→ **Records for this task**:

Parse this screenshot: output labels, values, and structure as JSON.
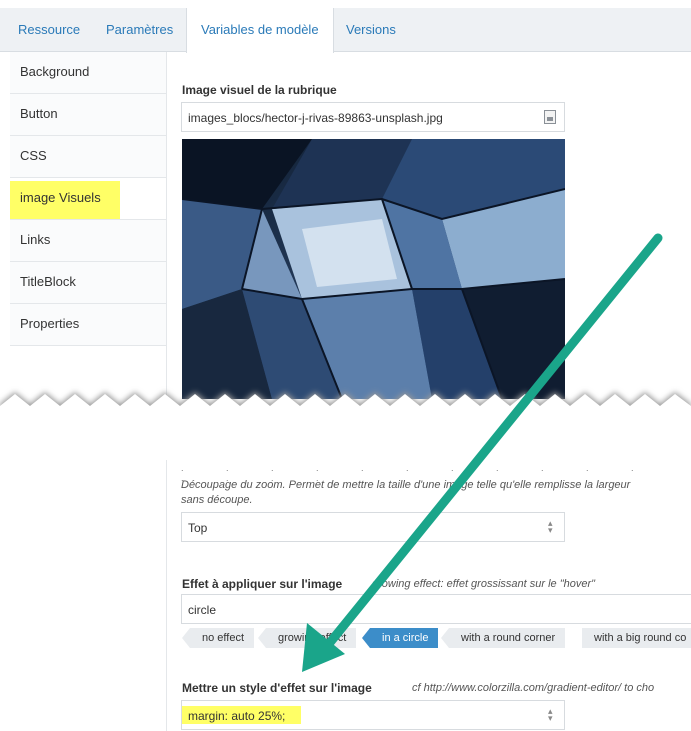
{
  "tabs": [
    {
      "label": "Ressource"
    },
    {
      "label": "Paramètres"
    },
    {
      "label": "Variables de modèle"
    },
    {
      "label": "Versions"
    }
  ],
  "sidebar": {
    "items": [
      {
        "label": "Background"
      },
      {
        "label": "Button"
      },
      {
        "label": "CSS"
      },
      {
        "label": "image Visuels"
      },
      {
        "label": "Links"
      },
      {
        "label": "TitleBlock"
      },
      {
        "label": "Properties"
      }
    ]
  },
  "image_field": {
    "label": "Image visuel de la rubrique",
    "value": "images_blocs/hector-j-rivas-89863-unsplash.jpg"
  },
  "zoom": {
    "description_line1": "Découpage du zoom. Permet de mettre la taille d'une image telle qu'elle remplisse la largeur",
    "description_line2": "sans découpe.",
    "select_value": "Top"
  },
  "effect": {
    "label": "Effet à appliquer sur l'image",
    "hint": "growing effect: effet grossissant sur le \"hover\"",
    "value": "circle",
    "tags": [
      "no effect",
      "growing effect",
      "in a circle",
      "with a round corner",
      "with a big round co"
    ]
  },
  "style_effect": {
    "label": "Mettre un style d'effet sur l'image",
    "hint": "cf http://www.colorzilla.com/gradient-editor/ to cho",
    "value": "margin: auto 25%;"
  },
  "colors": {
    "highlight": "#ffff66",
    "arrow": "#1aa58a",
    "accent": "#2a7ab8"
  }
}
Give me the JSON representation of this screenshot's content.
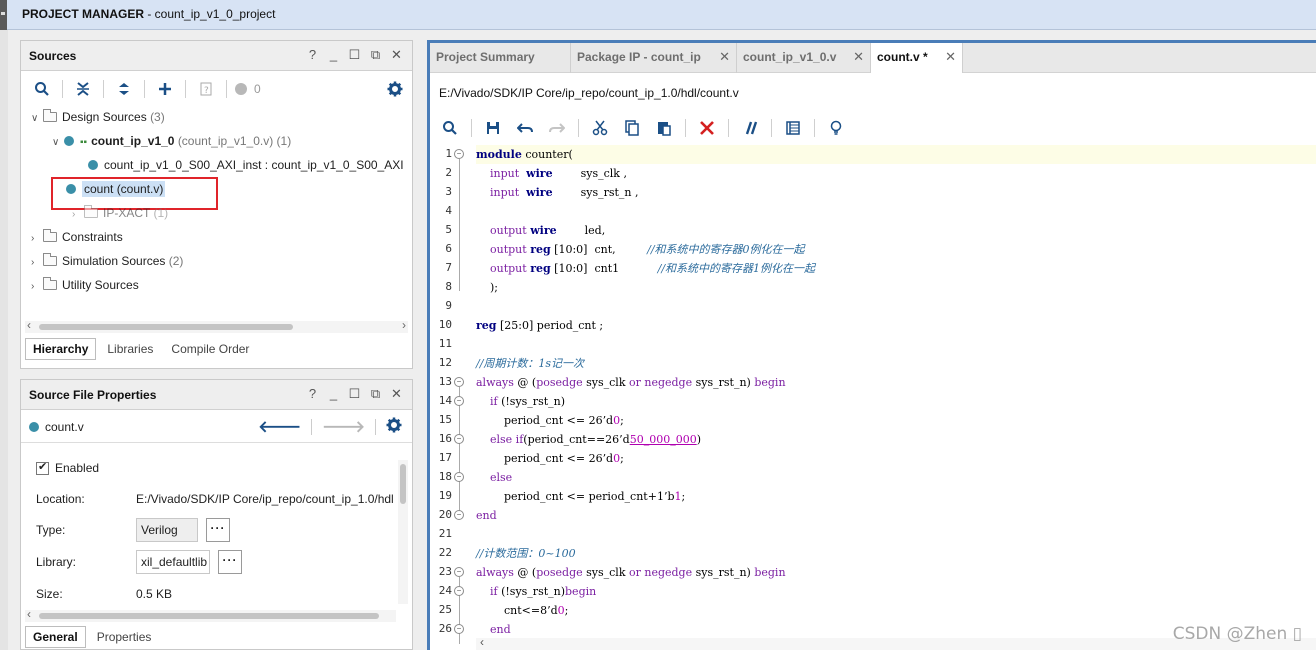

→ **Written instruction**: Find each line holding "zoom". Copy it out.

→ **Result of the exercise**:
  "zoom": {
    "description_line1": "Découpage du zoom. Permet de mettre la taille d'une image telle qu'elle remplisse la largeur",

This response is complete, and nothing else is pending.